Scan the listing below. Report each line that includes "przeprowadzanych".
# START OF Stored records
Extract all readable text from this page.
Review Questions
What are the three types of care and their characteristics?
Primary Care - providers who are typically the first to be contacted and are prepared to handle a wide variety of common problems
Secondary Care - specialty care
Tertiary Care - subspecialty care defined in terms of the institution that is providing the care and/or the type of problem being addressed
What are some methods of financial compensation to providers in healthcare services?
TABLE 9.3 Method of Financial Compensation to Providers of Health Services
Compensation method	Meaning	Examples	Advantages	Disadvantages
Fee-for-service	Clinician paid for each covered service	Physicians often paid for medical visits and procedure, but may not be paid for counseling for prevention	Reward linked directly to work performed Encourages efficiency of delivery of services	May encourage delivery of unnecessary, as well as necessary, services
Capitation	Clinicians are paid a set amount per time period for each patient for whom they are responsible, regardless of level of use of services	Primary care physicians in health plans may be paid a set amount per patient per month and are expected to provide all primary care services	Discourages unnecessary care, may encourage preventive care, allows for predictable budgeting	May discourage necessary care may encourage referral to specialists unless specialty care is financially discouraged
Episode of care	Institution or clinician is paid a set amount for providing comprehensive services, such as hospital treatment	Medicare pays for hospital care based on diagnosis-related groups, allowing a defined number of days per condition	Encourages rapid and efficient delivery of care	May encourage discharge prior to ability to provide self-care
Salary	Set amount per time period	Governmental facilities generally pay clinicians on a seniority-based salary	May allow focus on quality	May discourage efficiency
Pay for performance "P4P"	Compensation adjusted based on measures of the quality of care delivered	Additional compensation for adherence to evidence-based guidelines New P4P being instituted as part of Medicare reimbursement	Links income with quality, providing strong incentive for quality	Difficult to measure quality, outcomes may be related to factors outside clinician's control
# END OF Stored records
# START OF Stored records
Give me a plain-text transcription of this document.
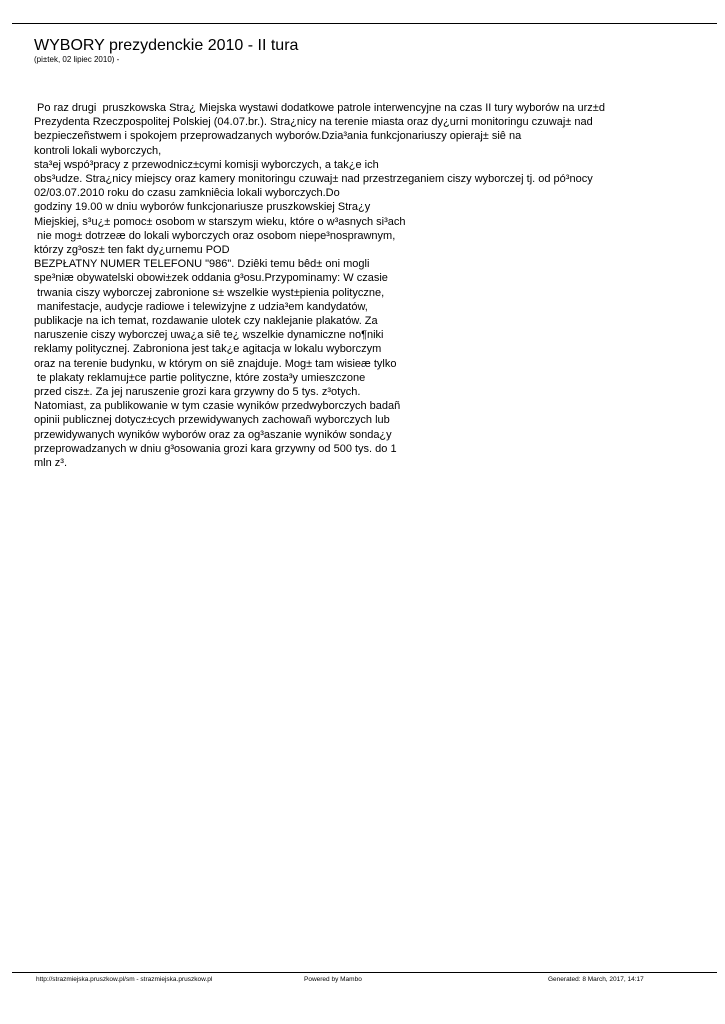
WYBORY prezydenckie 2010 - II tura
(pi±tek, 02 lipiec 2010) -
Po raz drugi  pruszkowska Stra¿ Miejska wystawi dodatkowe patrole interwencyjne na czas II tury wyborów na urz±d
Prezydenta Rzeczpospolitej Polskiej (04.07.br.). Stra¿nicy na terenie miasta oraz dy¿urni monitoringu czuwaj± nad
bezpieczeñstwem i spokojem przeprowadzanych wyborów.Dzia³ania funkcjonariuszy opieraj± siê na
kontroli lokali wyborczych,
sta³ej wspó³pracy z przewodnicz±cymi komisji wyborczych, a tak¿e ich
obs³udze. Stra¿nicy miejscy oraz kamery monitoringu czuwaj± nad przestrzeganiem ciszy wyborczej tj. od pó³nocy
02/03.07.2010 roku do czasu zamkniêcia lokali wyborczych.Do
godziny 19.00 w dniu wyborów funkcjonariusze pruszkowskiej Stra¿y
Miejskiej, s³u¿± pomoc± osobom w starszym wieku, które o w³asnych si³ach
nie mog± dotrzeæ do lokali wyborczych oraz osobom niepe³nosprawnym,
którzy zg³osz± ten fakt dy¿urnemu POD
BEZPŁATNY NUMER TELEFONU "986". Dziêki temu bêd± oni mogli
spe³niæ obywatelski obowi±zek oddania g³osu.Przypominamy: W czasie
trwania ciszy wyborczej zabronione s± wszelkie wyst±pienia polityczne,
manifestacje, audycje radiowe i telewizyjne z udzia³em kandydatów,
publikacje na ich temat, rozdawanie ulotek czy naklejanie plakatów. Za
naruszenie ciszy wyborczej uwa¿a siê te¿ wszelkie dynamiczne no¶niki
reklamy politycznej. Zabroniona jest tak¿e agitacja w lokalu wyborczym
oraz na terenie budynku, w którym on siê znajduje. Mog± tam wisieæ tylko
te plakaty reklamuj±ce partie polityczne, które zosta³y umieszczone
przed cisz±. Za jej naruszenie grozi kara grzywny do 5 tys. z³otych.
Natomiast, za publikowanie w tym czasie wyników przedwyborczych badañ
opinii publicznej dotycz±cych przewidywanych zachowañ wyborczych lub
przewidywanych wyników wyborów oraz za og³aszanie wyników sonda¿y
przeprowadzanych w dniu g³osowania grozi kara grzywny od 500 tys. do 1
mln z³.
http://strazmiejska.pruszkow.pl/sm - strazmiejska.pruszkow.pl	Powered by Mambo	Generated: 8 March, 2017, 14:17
# END OF Stored records
### Reply to the exercise
bezpieczeñstwem i spokojem przeprowadzanych wyborów.Dzia³ania funkcjonariuszy opieraj± siê na
przeprowadzanych w dniu g³osowania grozi kara grzywny od 500 tys. do 1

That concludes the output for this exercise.